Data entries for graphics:

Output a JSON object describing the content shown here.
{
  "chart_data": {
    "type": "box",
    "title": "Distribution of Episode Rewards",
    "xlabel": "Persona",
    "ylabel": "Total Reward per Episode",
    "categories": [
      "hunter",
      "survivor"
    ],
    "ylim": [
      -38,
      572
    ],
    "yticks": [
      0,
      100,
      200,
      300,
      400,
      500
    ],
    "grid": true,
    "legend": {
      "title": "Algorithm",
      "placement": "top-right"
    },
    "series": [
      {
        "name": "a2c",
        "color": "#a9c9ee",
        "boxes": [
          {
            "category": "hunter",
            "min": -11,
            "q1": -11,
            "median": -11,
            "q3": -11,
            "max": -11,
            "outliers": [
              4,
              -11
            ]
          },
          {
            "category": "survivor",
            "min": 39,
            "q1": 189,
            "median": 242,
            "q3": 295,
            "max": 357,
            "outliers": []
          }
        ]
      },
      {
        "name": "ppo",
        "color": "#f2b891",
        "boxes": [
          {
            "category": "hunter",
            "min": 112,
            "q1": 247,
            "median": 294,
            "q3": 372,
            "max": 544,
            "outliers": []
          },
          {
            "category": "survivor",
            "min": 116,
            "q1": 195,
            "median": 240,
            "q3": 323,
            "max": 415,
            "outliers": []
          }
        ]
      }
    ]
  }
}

■ **BRIEF**
All entries shown above should be printed again exactly.

■ **TASK RESPONSE**
Output a JSON object describing the content shown here.
{
  "chart_data": {
    "type": "box",
    "title": "Distribution of Episode Rewards",
    "xlabel": "Persona",
    "ylabel": "Total Reward per Episode",
    "categories": [
      "hunter",
      "survivor"
    ],
    "ylim": [
      -38,
      572
    ],
    "yticks": [
      0,
      100,
      200,
      300,
      400,
      500
    ],
    "grid": true,
    "legend": {
      "title": "Algorithm",
      "placement": "top-right"
    },
    "series": [
      {
        "name": "a2c",
        "color": "#a9c9ee",
        "boxes": [
          {
            "category": "hunter",
            "min": -11,
            "q1": -11,
            "median": -11,
            "q3": -11,
            "max": -11,
            "outliers": [
              4,
              -11
            ]
          },
          {
            "category": "survivor",
            "min": 39,
            "q1": 189,
            "median": 242,
            "q3": 295,
            "max": 357,
            "outliers": []
          }
        ]
      },
      {
        "name": "ppo",
        "color": "#f2b891",
        "boxes": [
          {
            "category": "hunter",
            "min": 112,
            "q1": 247,
            "median": 294,
            "q3": 372,
            "max": 544,
            "outliers": []
          },
          {
            "category": "survivor",
            "min": 116,
            "q1": 195,
            "median": 240,
            "q3": 323,
            "max": 415,
            "outliers": []
          }
        ]
      }
    ]
  }
}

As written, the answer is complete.